--- THE INPUT ---
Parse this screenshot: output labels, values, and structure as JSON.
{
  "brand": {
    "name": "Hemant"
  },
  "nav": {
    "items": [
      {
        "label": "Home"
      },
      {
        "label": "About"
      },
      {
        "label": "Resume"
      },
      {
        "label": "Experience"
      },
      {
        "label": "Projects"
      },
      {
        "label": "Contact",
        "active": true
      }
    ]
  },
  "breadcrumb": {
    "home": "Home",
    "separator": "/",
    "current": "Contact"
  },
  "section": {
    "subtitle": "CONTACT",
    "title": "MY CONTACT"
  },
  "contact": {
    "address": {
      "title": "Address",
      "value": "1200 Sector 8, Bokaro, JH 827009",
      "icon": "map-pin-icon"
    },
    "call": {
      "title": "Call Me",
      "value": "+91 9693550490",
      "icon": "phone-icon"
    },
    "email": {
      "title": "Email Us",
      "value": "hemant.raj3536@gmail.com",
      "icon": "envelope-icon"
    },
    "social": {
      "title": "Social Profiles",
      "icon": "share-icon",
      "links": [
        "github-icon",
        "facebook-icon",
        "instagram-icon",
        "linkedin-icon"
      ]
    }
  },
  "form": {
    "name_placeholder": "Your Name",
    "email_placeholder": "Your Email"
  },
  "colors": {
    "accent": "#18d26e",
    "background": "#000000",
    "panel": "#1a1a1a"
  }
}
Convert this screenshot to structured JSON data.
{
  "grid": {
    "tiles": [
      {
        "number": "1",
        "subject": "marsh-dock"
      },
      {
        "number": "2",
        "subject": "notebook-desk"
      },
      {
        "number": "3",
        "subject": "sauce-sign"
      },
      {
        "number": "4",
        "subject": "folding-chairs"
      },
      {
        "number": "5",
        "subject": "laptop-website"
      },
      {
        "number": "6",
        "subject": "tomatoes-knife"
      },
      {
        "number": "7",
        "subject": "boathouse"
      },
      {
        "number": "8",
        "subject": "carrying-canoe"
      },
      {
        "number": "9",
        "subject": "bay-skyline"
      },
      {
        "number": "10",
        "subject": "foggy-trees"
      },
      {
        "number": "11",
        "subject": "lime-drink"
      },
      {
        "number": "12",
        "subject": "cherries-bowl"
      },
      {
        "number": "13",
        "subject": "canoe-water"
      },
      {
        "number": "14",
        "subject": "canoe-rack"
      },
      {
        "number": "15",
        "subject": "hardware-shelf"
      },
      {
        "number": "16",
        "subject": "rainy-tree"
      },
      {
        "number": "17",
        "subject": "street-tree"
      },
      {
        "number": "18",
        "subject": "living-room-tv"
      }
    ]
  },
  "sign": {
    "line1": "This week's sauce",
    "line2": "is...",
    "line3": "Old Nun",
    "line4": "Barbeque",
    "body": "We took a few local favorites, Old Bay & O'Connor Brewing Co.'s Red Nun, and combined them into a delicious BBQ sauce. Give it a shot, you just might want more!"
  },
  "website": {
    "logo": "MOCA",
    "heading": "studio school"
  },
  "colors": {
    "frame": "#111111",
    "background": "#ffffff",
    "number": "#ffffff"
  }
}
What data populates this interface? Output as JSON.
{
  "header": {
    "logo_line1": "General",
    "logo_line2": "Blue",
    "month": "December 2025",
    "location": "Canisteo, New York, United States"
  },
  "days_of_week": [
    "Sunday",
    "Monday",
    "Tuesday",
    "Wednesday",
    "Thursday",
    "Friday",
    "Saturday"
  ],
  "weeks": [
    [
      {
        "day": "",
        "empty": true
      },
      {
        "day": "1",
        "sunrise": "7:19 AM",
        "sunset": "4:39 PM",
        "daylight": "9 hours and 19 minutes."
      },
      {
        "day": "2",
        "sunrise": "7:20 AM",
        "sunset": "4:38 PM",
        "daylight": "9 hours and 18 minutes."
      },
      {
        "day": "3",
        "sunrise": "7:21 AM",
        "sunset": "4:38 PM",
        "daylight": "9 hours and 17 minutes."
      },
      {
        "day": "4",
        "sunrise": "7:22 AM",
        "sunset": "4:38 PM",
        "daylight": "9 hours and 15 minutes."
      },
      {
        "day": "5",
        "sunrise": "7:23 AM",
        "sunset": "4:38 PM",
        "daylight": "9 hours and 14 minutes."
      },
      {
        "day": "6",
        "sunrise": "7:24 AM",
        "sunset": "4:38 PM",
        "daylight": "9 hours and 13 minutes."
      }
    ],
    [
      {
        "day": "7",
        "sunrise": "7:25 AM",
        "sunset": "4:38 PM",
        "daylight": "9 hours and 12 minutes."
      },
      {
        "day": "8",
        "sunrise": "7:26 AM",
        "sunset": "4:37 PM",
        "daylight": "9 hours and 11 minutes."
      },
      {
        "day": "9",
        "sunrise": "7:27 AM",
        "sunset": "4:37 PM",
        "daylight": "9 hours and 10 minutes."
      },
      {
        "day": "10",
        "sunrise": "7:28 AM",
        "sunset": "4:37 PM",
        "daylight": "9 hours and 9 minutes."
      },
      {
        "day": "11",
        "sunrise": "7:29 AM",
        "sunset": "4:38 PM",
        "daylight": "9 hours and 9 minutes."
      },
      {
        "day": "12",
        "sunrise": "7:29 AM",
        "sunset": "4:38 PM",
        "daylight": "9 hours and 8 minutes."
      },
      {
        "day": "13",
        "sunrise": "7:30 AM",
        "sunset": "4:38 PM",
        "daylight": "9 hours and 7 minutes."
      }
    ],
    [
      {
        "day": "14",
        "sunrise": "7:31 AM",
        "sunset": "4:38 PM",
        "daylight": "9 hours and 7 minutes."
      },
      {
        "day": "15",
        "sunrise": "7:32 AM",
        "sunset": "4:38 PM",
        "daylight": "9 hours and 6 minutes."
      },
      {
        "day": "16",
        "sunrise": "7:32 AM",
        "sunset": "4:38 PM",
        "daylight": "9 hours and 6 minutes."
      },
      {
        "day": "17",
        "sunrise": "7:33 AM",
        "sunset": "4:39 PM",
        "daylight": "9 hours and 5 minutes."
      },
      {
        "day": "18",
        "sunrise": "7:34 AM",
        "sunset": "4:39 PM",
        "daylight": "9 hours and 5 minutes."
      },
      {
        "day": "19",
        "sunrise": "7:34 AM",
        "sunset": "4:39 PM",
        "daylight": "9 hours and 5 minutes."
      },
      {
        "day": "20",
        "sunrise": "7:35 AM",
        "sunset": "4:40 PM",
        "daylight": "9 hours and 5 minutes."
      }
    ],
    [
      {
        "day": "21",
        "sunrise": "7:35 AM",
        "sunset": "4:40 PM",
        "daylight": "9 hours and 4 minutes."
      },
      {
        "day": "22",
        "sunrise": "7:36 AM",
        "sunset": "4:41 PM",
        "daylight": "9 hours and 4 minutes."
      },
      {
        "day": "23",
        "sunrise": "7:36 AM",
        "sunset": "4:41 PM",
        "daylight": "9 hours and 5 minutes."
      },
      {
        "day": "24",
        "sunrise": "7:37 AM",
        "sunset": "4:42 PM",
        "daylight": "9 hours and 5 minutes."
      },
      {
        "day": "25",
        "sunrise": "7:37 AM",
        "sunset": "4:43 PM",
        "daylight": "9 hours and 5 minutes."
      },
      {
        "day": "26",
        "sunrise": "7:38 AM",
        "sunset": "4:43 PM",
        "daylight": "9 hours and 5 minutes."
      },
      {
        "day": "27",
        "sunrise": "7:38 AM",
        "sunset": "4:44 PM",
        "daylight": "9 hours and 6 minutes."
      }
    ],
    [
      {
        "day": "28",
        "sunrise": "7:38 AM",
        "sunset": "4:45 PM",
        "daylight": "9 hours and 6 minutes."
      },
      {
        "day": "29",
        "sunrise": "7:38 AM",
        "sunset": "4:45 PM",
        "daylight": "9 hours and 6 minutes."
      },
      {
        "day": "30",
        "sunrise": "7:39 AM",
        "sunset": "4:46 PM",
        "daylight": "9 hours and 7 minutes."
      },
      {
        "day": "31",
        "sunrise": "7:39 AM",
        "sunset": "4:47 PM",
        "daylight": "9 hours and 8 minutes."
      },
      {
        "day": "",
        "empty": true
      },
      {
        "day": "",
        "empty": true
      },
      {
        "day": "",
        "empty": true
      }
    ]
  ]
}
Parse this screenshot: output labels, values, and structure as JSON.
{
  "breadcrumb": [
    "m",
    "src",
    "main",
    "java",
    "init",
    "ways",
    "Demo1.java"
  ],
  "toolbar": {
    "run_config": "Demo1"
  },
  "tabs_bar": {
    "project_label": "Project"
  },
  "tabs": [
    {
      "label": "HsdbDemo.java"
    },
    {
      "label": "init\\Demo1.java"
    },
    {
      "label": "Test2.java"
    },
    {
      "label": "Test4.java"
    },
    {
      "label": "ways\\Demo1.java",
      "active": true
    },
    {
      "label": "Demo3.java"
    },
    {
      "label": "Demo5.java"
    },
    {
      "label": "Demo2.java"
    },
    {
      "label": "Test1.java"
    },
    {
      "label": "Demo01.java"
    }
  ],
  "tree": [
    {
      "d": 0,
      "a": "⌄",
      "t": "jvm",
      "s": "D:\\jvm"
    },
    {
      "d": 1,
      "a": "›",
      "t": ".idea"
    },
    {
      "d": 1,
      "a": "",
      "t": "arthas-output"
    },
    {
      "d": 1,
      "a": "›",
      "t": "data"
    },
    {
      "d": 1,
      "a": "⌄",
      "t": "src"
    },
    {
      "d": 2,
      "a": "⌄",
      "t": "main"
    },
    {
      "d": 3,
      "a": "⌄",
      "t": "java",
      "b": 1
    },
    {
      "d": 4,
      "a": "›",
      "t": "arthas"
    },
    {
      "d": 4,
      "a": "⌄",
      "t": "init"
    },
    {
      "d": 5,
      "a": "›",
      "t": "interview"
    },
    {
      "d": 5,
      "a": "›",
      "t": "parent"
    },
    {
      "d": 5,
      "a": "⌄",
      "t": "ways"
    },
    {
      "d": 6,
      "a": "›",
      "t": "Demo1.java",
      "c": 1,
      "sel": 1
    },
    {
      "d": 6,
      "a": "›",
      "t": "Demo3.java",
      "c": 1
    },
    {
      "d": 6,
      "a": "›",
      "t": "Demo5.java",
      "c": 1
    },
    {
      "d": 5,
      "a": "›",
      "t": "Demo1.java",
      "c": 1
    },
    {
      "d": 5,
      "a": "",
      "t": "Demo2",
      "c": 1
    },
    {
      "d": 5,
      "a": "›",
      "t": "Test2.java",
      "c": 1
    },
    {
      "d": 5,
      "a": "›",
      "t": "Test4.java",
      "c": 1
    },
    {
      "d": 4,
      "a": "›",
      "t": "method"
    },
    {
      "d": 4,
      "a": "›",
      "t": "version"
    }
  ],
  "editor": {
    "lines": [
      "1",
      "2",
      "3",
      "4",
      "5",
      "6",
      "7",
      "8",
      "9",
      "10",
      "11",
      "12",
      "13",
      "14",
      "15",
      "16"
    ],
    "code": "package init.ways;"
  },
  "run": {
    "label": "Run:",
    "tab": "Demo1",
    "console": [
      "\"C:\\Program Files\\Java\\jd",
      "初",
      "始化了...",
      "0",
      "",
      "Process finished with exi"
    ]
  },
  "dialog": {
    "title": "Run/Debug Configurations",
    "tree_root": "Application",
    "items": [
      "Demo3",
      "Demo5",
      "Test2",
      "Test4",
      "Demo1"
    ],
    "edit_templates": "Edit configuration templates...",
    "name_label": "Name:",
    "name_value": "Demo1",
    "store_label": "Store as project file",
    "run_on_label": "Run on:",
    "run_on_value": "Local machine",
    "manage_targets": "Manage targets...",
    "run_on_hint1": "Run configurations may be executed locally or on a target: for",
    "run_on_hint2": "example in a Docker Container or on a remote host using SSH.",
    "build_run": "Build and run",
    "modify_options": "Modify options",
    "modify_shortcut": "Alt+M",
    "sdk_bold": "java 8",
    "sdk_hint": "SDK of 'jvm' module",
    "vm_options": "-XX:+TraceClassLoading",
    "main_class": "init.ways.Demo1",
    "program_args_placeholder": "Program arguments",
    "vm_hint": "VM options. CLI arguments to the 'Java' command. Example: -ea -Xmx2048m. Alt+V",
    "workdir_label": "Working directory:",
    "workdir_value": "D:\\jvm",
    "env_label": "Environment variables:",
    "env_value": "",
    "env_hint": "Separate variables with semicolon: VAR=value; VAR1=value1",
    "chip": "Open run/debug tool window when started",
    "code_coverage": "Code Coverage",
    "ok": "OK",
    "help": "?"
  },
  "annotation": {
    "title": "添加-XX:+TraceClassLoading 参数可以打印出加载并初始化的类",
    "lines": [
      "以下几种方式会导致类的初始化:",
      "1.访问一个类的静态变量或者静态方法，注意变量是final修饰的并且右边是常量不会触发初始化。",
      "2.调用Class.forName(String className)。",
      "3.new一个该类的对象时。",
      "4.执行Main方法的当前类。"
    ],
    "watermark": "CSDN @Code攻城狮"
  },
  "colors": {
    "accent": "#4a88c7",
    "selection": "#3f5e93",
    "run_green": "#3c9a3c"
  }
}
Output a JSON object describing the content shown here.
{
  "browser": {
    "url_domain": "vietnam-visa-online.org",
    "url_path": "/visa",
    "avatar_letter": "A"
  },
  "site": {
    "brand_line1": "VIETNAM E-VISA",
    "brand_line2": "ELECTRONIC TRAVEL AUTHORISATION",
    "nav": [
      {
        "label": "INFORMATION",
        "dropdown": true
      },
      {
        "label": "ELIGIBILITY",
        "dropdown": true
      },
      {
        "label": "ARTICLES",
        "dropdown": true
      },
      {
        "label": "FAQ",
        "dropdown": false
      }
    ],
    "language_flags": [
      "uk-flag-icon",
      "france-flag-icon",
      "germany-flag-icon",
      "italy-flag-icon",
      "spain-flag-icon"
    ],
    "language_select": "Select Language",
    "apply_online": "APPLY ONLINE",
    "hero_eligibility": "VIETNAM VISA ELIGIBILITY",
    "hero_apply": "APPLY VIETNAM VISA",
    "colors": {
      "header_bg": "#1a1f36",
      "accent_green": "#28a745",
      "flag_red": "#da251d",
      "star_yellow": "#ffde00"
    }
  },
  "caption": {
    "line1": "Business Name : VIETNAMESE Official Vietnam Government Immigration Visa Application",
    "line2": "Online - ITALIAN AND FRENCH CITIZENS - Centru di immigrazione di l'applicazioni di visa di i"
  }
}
---
Scan the material above and determine how many lines include the word "init"; report only the number.

**EXERCISE RESPONSE**
5